**Problem requirements:** In the entries below, find the lines with the word "Mini" and copy them.

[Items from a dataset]
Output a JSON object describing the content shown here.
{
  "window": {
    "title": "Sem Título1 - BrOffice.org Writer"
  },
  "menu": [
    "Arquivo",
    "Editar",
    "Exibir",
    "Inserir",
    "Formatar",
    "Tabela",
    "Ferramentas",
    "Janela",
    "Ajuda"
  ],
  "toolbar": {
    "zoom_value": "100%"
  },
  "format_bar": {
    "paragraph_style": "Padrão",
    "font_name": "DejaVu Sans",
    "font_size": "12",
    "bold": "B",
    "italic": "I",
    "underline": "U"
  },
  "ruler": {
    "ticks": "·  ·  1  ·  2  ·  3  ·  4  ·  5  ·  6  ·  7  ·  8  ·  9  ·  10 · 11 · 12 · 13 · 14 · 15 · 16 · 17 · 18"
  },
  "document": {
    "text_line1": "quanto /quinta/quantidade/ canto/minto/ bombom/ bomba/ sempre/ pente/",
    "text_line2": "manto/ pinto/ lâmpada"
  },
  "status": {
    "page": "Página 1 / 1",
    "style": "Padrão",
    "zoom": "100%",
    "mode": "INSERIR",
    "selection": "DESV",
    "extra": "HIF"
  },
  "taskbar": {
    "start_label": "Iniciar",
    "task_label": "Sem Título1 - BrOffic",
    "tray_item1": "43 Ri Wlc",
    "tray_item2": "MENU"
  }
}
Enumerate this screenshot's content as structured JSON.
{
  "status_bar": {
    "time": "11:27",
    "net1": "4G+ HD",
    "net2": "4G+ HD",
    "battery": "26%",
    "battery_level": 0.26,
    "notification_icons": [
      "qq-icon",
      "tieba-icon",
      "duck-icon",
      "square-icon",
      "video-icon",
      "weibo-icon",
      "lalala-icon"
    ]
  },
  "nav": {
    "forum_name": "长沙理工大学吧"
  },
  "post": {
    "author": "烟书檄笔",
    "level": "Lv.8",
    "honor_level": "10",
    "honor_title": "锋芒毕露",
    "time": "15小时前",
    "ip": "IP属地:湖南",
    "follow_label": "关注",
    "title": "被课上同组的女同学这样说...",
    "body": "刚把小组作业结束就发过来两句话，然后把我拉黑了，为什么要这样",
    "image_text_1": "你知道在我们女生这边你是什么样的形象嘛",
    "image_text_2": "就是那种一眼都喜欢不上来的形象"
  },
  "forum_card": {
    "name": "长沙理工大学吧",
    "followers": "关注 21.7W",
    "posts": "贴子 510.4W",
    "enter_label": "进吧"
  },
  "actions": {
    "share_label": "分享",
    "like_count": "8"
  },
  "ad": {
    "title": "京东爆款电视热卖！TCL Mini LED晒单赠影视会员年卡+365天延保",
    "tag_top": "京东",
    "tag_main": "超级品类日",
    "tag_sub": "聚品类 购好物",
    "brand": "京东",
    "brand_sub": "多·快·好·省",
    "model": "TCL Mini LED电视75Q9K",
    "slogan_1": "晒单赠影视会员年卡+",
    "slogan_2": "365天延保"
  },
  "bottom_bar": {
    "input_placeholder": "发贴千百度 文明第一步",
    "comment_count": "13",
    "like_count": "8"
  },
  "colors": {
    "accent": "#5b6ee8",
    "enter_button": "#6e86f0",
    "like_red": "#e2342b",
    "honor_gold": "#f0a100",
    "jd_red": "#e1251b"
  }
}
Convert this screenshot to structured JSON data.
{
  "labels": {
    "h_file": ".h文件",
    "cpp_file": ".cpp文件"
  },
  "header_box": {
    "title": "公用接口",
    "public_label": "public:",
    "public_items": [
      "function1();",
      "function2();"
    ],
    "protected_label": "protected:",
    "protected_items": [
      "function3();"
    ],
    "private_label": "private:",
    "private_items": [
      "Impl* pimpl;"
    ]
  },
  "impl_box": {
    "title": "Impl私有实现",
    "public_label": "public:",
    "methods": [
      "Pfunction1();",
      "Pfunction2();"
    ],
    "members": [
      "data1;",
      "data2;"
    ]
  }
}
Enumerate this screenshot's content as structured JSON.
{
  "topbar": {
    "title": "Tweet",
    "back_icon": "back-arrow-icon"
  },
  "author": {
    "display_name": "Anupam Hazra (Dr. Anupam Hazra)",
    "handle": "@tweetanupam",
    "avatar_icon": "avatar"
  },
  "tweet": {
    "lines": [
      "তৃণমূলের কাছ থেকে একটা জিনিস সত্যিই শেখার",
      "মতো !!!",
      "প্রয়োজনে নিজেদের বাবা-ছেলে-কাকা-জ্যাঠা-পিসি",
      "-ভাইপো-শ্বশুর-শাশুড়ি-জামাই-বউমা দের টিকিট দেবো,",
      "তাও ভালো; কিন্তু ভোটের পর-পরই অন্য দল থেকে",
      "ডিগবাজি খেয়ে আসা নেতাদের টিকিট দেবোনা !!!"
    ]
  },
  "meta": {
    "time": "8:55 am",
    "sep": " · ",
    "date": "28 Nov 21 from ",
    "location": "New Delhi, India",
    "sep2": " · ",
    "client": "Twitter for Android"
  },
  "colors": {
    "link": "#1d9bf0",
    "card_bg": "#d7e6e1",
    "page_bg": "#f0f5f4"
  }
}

**Correct answer:**
    "title": "京东爆款电视热卖！TCL Mini LED晒单赠影视会员年卡+365天延保",
    "model": "TCL Mini LED电视75Q9K",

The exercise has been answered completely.